• [Problem]:
Can you transcribe every entry word for word, skipping the images?

• [Input rows]:
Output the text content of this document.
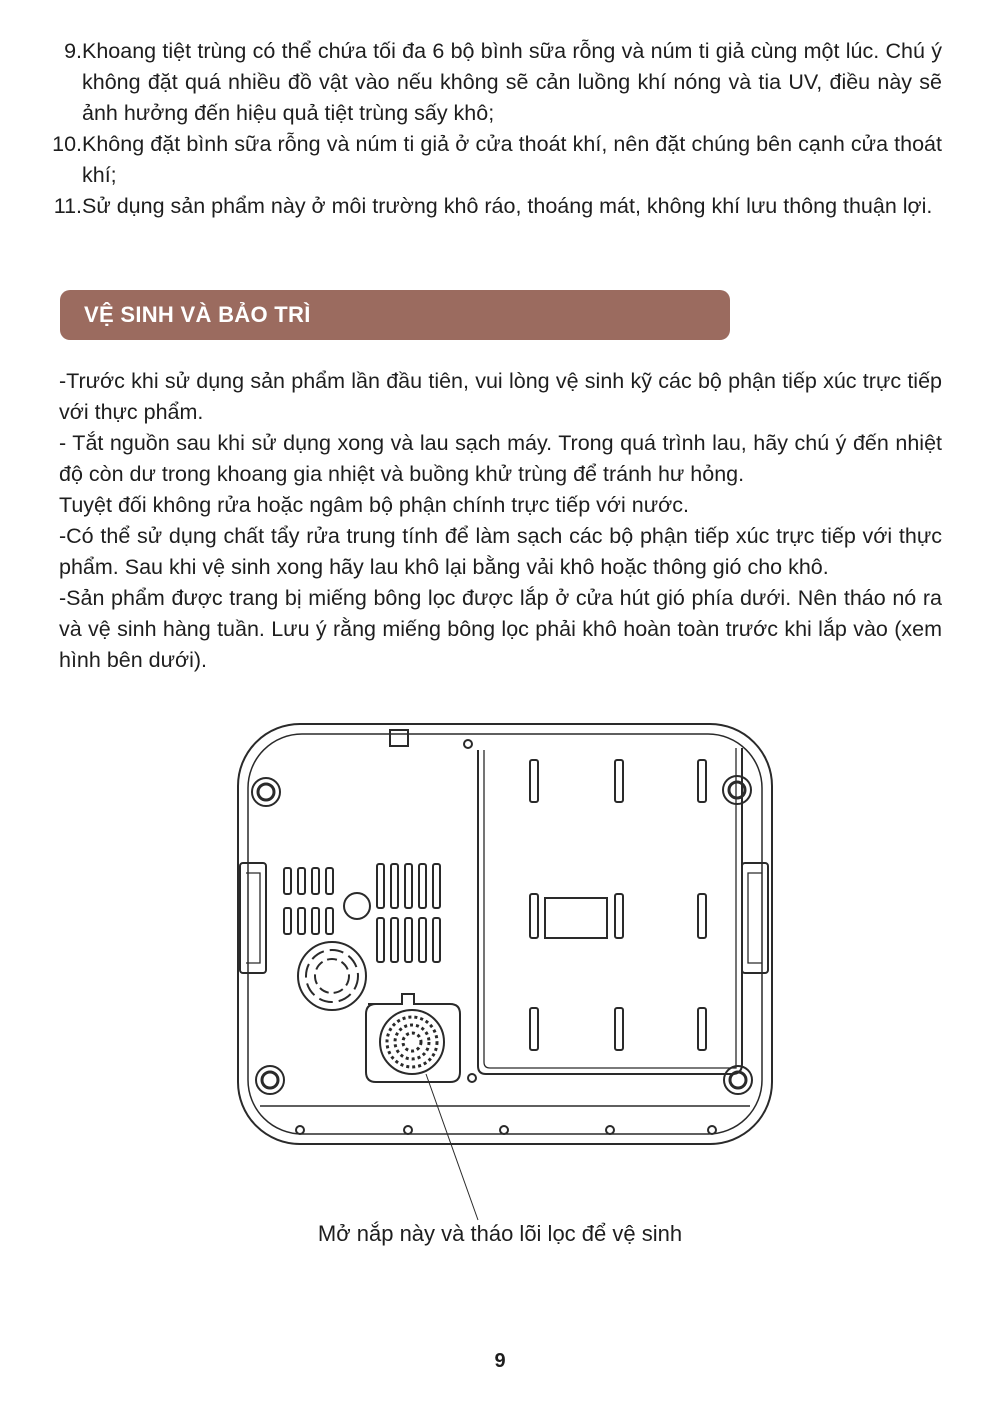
9. Khoang tiệt trùng có thể chứa tối đa 6 bộ bình sữa rỗng và núm ti giả cùng một lúc. Chú ý không đặt quá nhiều đồ vật vào nếu không sẽ cản luồng khí nóng và tia UV, điều này sẽ ảnh hưởng đến hiệu quả tiệt trùng sấy khô;
10. Không đặt bình sữa rỗng và núm ti giả ở cửa thoát khí, nên đặt chúng bên cạnh cửa thoát khí;
11. Sử dụng sản phẩm này ở môi trường khô ráo, thoáng mát, không khí lưu thông thuận lợi.
VỆ SINH VÀ BẢO TRÌ

-Trước khi sử dụng sản phẩm lần đầu tiên, vui lòng vệ sinh kỹ các bộ phận tiếp xúc trực tiếp với thực phẩm.

- Tắt nguồn sau khi sử dụng xong và lau sạch máy. Trong quá trình lau, hãy chú ý đến nhiệt độ còn dư trong khoang gia nhiệt và buồng khử trùng để tránh hư hỏng.

Tuyệt đối không rửa hoặc ngâm bộ phận chính trực tiếp với nước.

-Có thể sử dụng chất tẩy rửa trung tính để làm sạch các bộ phận tiếp xúc trực tiếp với thực phẩm. Sau khi vệ sinh xong hãy lau khô lại bằng vải khô hoặc thông gió cho khô.

-Sản phẩm được trang bị miếng bông lọc được lắp ở cửa hút gió phía dưới. Nên tháo nó ra và vệ sinh hàng tuần. Lưu ý rằng miếng bông lọc phải khô hoàn toàn trước khi lắp vào (xem hình bên dưới).

Mở nắp này và tháo lõi lọc để vệ sinh
9
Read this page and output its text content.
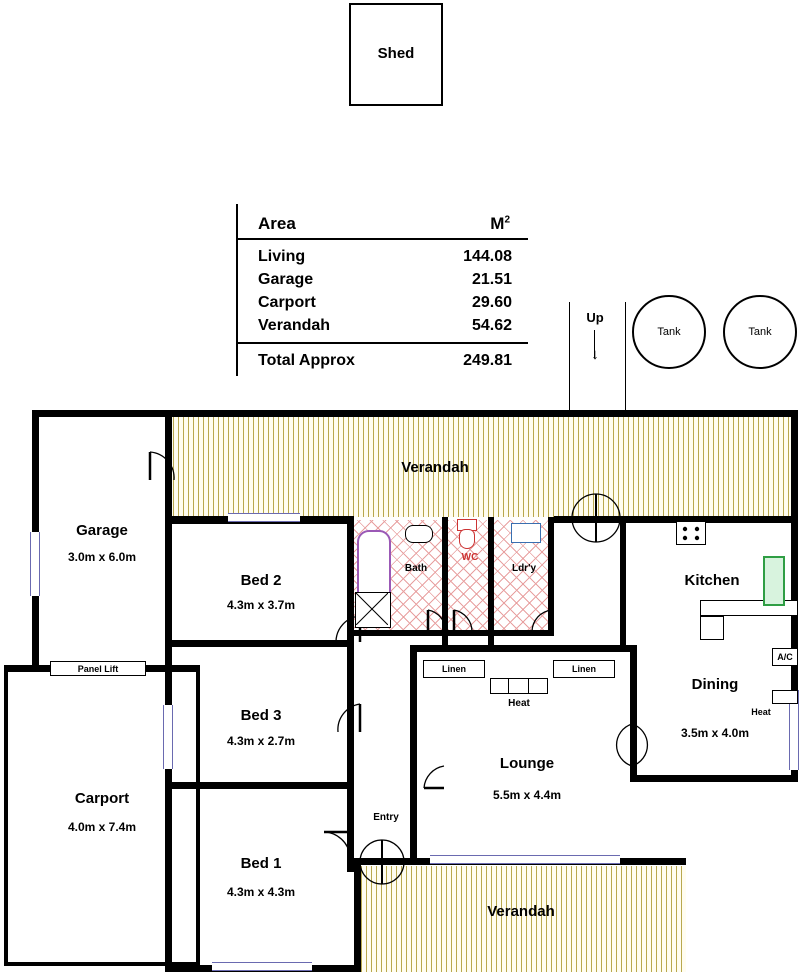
Shed
Area	$M^2$
Living	144.08
Garage	21.51
Carport	29.60
Verandah	54.62
Total Approx	249.81
Tank	Tank
Up
↓
Verandah
Verandah
A/C
Heat
Linen	Linen
Heat
Panel Lift
Garage
3.0m x 6.0m
Carport
4.0m x 7.4m
Bed 2
4.3m x 3.7m
Bed 3
4.3m x 2.7m
Bed 1
4.3m x 4.3m
Lounge
5.5m x 4.4m
Dining
3.5m x 4.0m
Kitchen
Bath
WC
Ldr'y
Entry
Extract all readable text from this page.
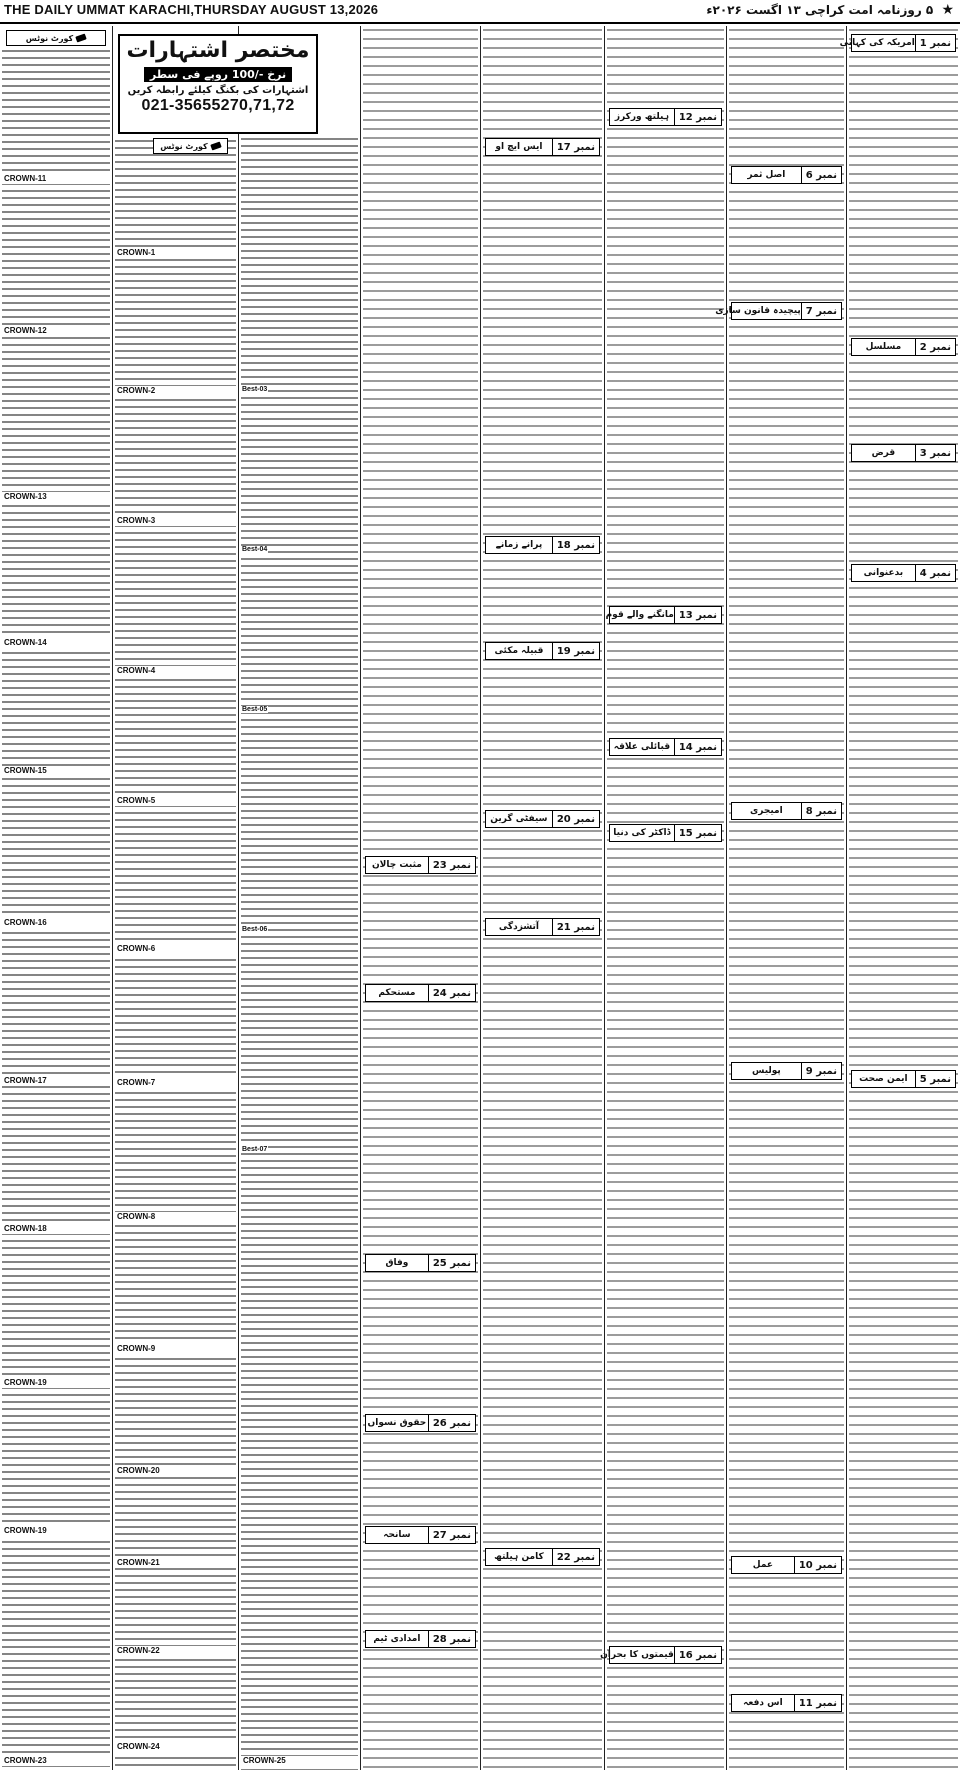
THE DAILY UMMAT KARACHI,THURSDAY AUGUST 13,2026	★ ۵ روزنامہ امت کراچی ۱۳ اگست ۲۰۲۶ء
کورٹ نوٹس
CROWN-11
CROWN-12
CROWN-13
CROWN-14
CROWN-15
CROWN-16
CROWN-17
CROWN-18
CROWN-19
CROWN-19
CROWN-23
کورٹ نوٹس
CROWN-1
CROWN-2
CROWN-3
CROWN-4
CROWN-5
CROWN-6
CROWN-7
CROWN-8
CROWN-9
CROWN-20
CROWN-21
CROWN-22
CROWN-24
مختصر اشتہارات
نرخ -/100 روپے فی سطر
اشتہارات کی بکنگ کیلئے رابطہ کریں
021-35655270,71,72
Best-03
Best-04
Best-05
Best-06
Best-07
CROWN-25
نمبر 23
مثبت چالان
نمبر 24
مستحکم
نمبر 25
وفاق
نمبر 26
حقوق نسواں
نمبر 27
سانحہ
نمبر 28
امدادی ٹیم
نمبر 17
ایس ایچ او
نمبر 18
پرانے زمانے
نمبر 19
قبیلہ مکئی
نمبر 20
سیفٹی گرین
نمبر 21
آتشزدگی
نمبر 22
کامن ہیلتھ
نمبر 12
ہیلتھ ورکرز
نمبر 13
مانگنے والے قوم
نمبر 14
قبائلی علاقہ
نمبر 15
ڈاکٹر کی دنیا
نمبر 16
قیمتوں کا بحران
نمبر 6
اصل ثمر
نمبر 7
پیچیدہ قانون سازی
نمبر 8
امیجری
نمبر 9
پولیس
نمبر 10
عمل
نمبر 11
اس دفعہ
نمبر 1
امریکہ کی کہانی
نمبر 2
مسلسل
نمبر 3
قرض
نمبر 4
بدعنوانی
نمبر 5
ایمن صحت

• [Output below]:
Output the text content of this document.
9. Khoang tiệt trùng có thể chứa tối đa 6 bộ bình sữa rỗng và núm ti giả cùng một lúc. Chú ý không đặt quá nhiều đồ vật vào nếu không sẽ cản luồng khí nóng và tia UV, điều này sẽ ảnh hưởng đến hiệu quả tiệt trùng sấy khô;
10. Không đặt bình sữa rỗng và núm ti giả ở cửa thoát khí, nên đặt chúng bên cạnh cửa thoát khí;
11. Sử dụng sản phẩm này ở môi trường khô ráo, thoáng mát, không khí lưu thông thuận lợi.
VỆ SINH VÀ BẢO TRÌ

-Trước khi sử dụng sản phẩm lần đầu tiên, vui lòng vệ sinh kỹ các bộ phận tiếp xúc trực tiếp với thực phẩm.

- Tắt nguồn sau khi sử dụng xong và lau sạch máy. Trong quá trình lau, hãy chú ý đến nhiệt độ còn dư trong khoang gia nhiệt và buồng khử trùng để tránh hư hỏng.

Tuyệt đối không rửa hoặc ngâm bộ phận chính trực tiếp với nước.

-Có thể sử dụng chất tẩy rửa trung tính để làm sạch các bộ phận tiếp xúc trực tiếp với thực phẩm. Sau khi vệ sinh xong hãy lau khô lại bằng vải khô hoặc thông gió cho khô.

-Sản phẩm được trang bị miếng bông lọc được lắp ở cửa hút gió phía dưới. Nên tháo nó ra và vệ sinh hàng tuần. Lưu ý rằng miếng bông lọc phải khô hoàn toàn trước khi lắp vào (xem hình bên dưới).

Mở nắp này và tháo lõi lọc để vệ sinh
9
Read this page and output its text content.
Shed
Area	$M^2$
Living	144.08
Garage	21.51
Carport	29.60
Verandah	54.62
Total Approx	249.81
Tank	Tank
Up
↓
Verandah
Verandah
A/C
Heat
Linen	Linen
Heat
Panel Lift
Garage
3.0m x 6.0m
Carport
4.0m x 7.4m
Bed 2
4.3m x 3.7m
Bed 3
4.3m x 2.7m
Bed 1
4.3m x 4.3m
Lounge
5.5m x 4.4m
Dining
3.5m x 4.0m
Kitchen
Bath
WC
Ldr'y
Entry
Extract all readable text from this page.
THE DAILY UMMAT KARACHI,THURSDAY AUGUST 13,2026	★ ۵ روزنامہ امت کراچی ۱۳ اگست ۲۰۲۶ء
کورٹ نوٹس
CROWN-11
CROWN-12
CROWN-13
CROWN-14
CROWN-15
CROWN-16
CROWN-17
CROWN-18
CROWN-19
CROWN-19
CROWN-23
کورٹ نوٹس
CROWN-1
CROWN-2
CROWN-3
CROWN-4
CROWN-5
CROWN-6
CROWN-7
CROWN-8
CROWN-9
CROWN-20
CROWN-21
CROWN-22
CROWN-24
مختصر اشتہارات
نرخ -/100 روپے فی سطر
اشتہارات کی بکنگ کیلئے رابطہ کریں
021-35655270,71,72
Best-03
Best-04
Best-05
Best-06
Best-07
CROWN-25
نمبر 23
مثبت چالان
نمبر 24
مستحکم
نمبر 25
وفاق
نمبر 26
حقوق نسواں
نمبر 27
سانحہ
نمبر 28
امدادی ٹیم
نمبر 17
ایس ایچ او
نمبر 18
پرانے زمانے
نمبر 19
قبیلہ مکئی
نمبر 20
سیفٹی گرین
نمبر 21
آتشزدگی
نمبر 22
کامن ہیلتھ
نمبر 12
ہیلتھ ورکرز
نمبر 13
مانگنے والے قوم
نمبر 14
قبائلی علاقہ
نمبر 15
ڈاکٹر کی دنیا
نمبر 16
قیمتوں کا بحران
نمبر 6
اصل ثمر
نمبر 7
پیچیدہ قانون سازی
نمبر 8
امیجری
نمبر 9
پولیس
نمبر 10
عمل
نمبر 11
اس دفعہ
نمبر 1
امریکہ کی کہانی
نمبر 2
مسلسل
نمبر 3
قرض
نمبر 4
بدعنوانی
نمبر 5
ایمن صحت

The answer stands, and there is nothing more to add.